#### Problem to solve:
Please copy the records from their first line through the line containing "wormhole [912, 630, 920, 638]", swapping "worm-damage" for "insect-damage" and leaving everything else unchanged.

#### Available records:
|---|

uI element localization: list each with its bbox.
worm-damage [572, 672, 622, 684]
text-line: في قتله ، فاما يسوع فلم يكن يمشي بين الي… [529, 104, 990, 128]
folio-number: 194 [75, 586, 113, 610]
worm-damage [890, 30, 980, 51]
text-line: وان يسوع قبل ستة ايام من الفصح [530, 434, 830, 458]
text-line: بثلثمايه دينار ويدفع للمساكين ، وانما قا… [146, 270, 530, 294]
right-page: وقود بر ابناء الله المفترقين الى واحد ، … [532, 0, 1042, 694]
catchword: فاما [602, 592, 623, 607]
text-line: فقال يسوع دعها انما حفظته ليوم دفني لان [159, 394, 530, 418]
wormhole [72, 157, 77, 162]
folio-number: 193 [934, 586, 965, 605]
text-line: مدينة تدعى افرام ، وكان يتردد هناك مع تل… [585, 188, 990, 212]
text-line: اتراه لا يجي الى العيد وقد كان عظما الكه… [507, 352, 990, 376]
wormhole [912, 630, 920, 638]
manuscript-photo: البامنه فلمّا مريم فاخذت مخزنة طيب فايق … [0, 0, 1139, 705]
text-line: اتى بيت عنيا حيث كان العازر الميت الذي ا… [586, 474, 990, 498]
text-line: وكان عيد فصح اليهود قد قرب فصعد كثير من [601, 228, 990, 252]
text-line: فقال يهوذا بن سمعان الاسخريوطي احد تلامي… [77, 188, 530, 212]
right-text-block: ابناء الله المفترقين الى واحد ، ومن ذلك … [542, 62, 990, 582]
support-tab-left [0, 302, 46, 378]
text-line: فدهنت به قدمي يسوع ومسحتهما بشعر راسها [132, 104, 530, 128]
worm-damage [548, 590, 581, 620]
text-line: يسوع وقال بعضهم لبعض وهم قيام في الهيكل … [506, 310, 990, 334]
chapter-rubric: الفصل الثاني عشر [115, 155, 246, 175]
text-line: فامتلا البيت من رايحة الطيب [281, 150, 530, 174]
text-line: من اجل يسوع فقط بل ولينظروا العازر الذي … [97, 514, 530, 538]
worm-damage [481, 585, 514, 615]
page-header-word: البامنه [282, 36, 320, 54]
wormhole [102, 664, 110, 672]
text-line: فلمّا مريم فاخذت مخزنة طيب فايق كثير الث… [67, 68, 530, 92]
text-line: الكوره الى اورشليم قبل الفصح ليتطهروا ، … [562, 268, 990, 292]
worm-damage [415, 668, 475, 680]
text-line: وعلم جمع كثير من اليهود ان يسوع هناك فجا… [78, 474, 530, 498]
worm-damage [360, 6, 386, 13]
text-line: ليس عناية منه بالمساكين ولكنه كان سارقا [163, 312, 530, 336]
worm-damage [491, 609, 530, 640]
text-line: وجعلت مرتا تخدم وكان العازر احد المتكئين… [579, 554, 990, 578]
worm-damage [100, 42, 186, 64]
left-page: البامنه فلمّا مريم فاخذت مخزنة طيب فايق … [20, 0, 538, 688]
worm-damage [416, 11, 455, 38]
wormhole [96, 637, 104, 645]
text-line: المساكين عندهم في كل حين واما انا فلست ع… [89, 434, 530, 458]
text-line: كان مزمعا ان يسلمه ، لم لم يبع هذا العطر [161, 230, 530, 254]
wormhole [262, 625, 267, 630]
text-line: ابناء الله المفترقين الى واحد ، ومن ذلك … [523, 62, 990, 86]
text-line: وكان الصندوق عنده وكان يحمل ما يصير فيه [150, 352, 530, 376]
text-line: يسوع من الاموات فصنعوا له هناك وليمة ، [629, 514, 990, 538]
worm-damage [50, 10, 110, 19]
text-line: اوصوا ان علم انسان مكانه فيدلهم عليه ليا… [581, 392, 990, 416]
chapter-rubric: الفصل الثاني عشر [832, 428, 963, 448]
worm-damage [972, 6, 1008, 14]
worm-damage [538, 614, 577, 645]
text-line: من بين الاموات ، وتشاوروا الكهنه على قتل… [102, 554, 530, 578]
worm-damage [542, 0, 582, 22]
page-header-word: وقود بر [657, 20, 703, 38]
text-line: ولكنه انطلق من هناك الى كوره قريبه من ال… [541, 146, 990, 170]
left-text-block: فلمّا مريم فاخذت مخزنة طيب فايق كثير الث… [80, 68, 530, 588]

|---|

#### Answer below:
uI element localization: list each with its bbox.
insect-damage [572, 672, 622, 684]
text-line: في قتله ، فاما يسوع فلم يكن يمشي بين الي… [529, 104, 990, 128]
folio-number: 194 [75, 586, 113, 610]
insect-damage [890, 30, 980, 51]
text-line: وان يسوع قبل ستة ايام من الفصح [530, 434, 830, 458]
text-line: بثلثمايه دينار ويدفع للمساكين ، وانما قا… [146, 270, 530, 294]
right-page: وقود بر ابناء الله المفترقين الى واحد ، … [532, 0, 1042, 694]
catchword: فاما [602, 592, 623, 607]
text-line: فقال يسوع دعها انما حفظته ليوم دفني لان [159, 394, 530, 418]
wormhole [72, 157, 77, 162]
folio-number: 193 [934, 586, 965, 605]
text-line: مدينة تدعى افرام ، وكان يتردد هناك مع تل… [585, 188, 990, 212]
text-line: اتراه لا يجي الى العيد وقد كان عظما الكه… [507, 352, 990, 376]
wormhole [912, 630, 920, 638]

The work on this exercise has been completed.